## 指示
以下のすべての行を書き直し、「Circle shape」を「Ellipse shape」に置き換えてください。それ以外はそのまま残し、画像は回答に含めないこと。
········
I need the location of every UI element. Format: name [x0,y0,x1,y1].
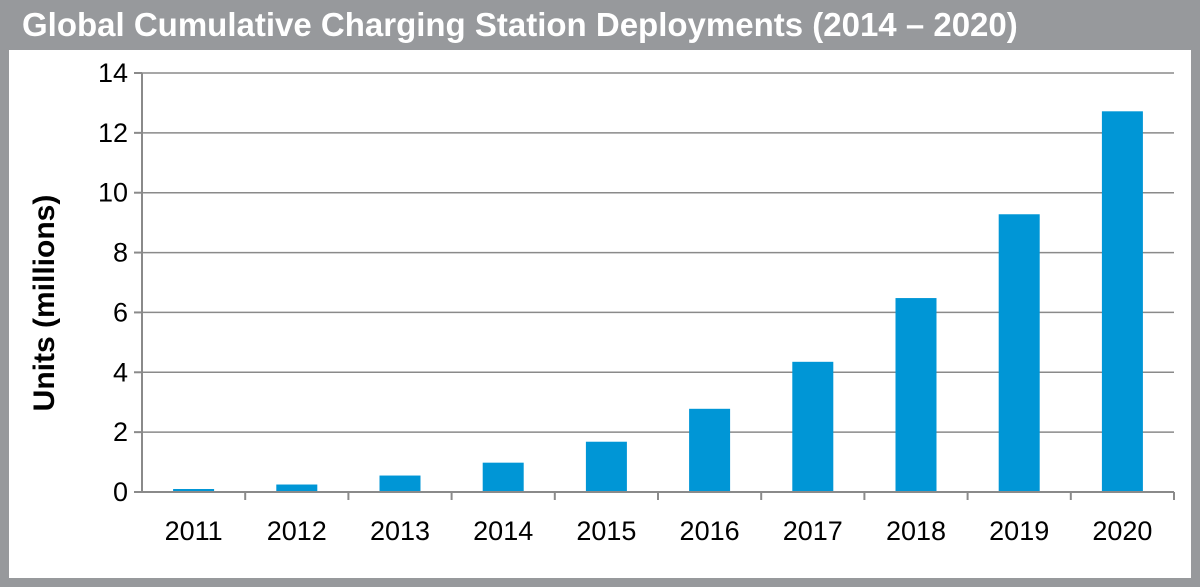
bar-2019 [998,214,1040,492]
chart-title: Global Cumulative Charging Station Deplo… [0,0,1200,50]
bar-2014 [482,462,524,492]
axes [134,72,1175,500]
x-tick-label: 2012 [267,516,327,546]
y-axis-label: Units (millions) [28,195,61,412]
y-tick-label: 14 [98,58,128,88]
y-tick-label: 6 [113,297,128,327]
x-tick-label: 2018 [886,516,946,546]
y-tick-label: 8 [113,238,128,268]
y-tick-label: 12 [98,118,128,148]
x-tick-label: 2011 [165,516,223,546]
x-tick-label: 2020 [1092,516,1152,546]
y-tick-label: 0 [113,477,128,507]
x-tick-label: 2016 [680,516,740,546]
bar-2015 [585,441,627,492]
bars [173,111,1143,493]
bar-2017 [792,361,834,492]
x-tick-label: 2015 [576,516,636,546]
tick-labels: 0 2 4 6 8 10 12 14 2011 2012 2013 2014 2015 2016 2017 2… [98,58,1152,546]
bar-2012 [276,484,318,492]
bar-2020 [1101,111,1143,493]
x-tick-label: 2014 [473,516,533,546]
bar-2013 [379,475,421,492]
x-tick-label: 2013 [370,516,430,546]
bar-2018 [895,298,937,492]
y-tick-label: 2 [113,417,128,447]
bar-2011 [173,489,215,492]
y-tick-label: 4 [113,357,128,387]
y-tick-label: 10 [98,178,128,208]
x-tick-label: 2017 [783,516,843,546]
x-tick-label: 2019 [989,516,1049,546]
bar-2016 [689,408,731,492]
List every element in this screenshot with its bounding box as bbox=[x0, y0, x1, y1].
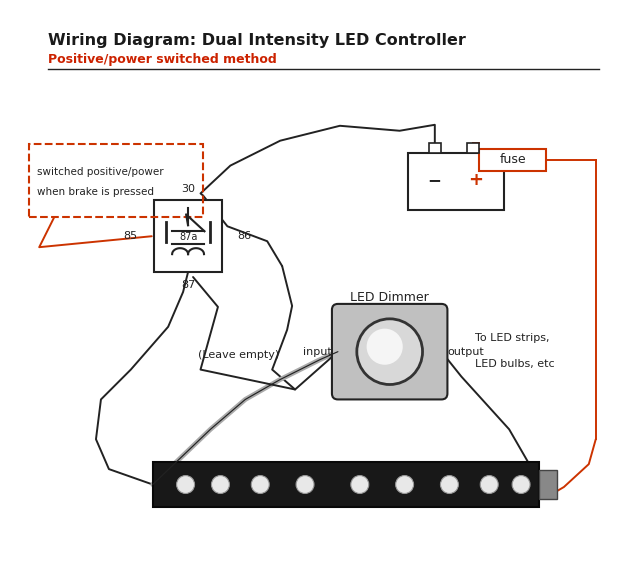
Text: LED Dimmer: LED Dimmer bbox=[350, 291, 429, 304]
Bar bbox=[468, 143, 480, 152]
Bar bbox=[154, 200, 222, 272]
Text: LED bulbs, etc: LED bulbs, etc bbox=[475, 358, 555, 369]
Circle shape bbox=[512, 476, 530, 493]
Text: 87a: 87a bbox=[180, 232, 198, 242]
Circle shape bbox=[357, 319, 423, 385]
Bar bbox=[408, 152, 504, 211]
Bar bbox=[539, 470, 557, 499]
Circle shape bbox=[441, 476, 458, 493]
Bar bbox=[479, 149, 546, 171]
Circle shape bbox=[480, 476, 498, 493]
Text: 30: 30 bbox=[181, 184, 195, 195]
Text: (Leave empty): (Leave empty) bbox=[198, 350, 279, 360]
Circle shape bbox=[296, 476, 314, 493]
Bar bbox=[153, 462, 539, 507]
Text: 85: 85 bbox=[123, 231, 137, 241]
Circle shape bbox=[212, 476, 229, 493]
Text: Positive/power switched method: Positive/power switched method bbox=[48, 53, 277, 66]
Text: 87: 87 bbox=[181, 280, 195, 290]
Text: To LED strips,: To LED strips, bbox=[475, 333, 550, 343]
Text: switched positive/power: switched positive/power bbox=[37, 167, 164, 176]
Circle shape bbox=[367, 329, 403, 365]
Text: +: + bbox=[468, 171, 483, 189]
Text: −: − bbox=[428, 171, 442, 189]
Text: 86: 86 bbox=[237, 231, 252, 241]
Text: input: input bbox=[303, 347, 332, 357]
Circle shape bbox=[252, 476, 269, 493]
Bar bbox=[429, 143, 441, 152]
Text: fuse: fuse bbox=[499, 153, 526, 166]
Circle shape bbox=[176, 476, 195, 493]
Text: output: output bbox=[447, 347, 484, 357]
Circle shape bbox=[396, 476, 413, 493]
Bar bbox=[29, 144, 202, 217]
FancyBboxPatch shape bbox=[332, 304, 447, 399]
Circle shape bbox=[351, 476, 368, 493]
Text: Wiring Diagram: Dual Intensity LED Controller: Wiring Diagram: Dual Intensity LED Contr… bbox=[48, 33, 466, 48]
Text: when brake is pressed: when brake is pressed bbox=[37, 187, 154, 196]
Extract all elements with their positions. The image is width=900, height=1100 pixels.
········
## 回答
I need the location of every UI element. Format: name [x0,y0,x1,y1].
bar-2019 [998,214,1040,492]
chart-title: Global Cumulative Charging Station Deplo… [0,0,1200,50]
bar-2014 [482,462,524,492]
axes [134,72,1175,500]
x-tick-label: 2012 [267,516,327,546]
y-axis-label: Units (millions) [28,195,61,412]
y-tick-label: 14 [98,58,128,88]
y-tick-label: 6 [113,297,128,327]
x-tick-label: 2018 [886,516,946,546]
y-tick-label: 8 [113,238,128,268]
y-tick-label: 12 [98,118,128,148]
x-tick-label: 2011 [165,516,223,546]
x-tick-label: 2020 [1092,516,1152,546]
y-tick-label: 0 [113,477,128,507]
x-tick-label: 2016 [680,516,740,546]
bar-2015 [585,441,627,492]
bars [173,111,1143,493]
bar-2017 [792,361,834,492]
x-tick-label: 2015 [576,516,636,546]
tick-labels: 0 2 4 6 8 10 12 14 2011 2012 2013 2014 2015 2016 2017 2… [98,58,1152,546]
bar-2012 [276,484,318,492]
bar-2020 [1101,111,1143,493]
x-tick-label: 2014 [473,516,533,546]
bar-2013 [379,475,421,492]
x-tick-label: 2013 [370,516,430,546]
bar-2018 [895,298,937,492]
y-tick-label: 2 [113,417,128,447]
bar-2011 [173,489,215,492]
y-tick-label: 4 [113,357,128,387]
y-tick-label: 10 [98,178,128,208]
x-tick-label: 2017 [783,516,843,546]
x-tick-label: 2019 [989,516,1049,546]
bar-2016 [689,408,731,492]
List every element in this screenshot with its bounding box as bbox=[x0, y0, x1, y1].
Text: LED Dimmer: LED Dimmer bbox=[350, 291, 429, 304]
Bar bbox=[468, 143, 480, 152]
Bar bbox=[154, 200, 222, 272]
Text: LED bulbs, etc: LED bulbs, etc bbox=[475, 358, 555, 369]
Ellipse shape bbox=[512, 476, 530, 493]
Text: 87a: 87a bbox=[180, 232, 198, 242]
Ellipse shape bbox=[357, 319, 423, 385]
Bar bbox=[408, 152, 504, 211]
Bar bbox=[539, 470, 557, 499]
Ellipse shape bbox=[441, 476, 458, 493]
Bar bbox=[479, 149, 546, 171]
Ellipse shape bbox=[480, 476, 498, 493]
Text: 30: 30 bbox=[181, 184, 195, 195]
Text: (Leave empty): (Leave empty) bbox=[198, 350, 279, 360]
Ellipse shape bbox=[296, 476, 314, 493]
Bar bbox=[153, 462, 539, 507]
Text: 85: 85 bbox=[123, 231, 137, 241]
Ellipse shape bbox=[212, 476, 229, 493]
Text: Positive/power switched method: Positive/power switched method bbox=[48, 53, 277, 66]
Text: 87: 87 bbox=[181, 280, 195, 290]
Text: To LED strips,: To LED strips, bbox=[475, 333, 550, 343]
Text: switched positive/power: switched positive/power bbox=[37, 167, 164, 176]
Ellipse shape bbox=[367, 329, 403, 365]
Text: +: + bbox=[468, 171, 483, 189]
Text: −: − bbox=[428, 171, 442, 189]
Text: 86: 86 bbox=[237, 231, 252, 241]
Text: input: input bbox=[303, 347, 332, 357]
Ellipse shape bbox=[252, 476, 269, 493]
Bar bbox=[429, 143, 441, 152]
Text: fuse: fuse bbox=[499, 153, 526, 166]
Ellipse shape bbox=[176, 476, 195, 493]
Text: output: output bbox=[447, 347, 484, 357]
Ellipse shape bbox=[396, 476, 413, 493]
Bar bbox=[29, 144, 202, 217]
FancyBboxPatch shape bbox=[332, 304, 447, 399]
Ellipse shape bbox=[351, 476, 368, 493]
Text: Wiring Diagram: Dual Intensity LED Controller: Wiring Diagram: Dual Intensity LED Contr… bbox=[48, 33, 466, 48]
Text: when brake is pressed: when brake is pressed bbox=[37, 187, 154, 196]
Extract all elements with their positions. The image is width=900, height=1100 pixels.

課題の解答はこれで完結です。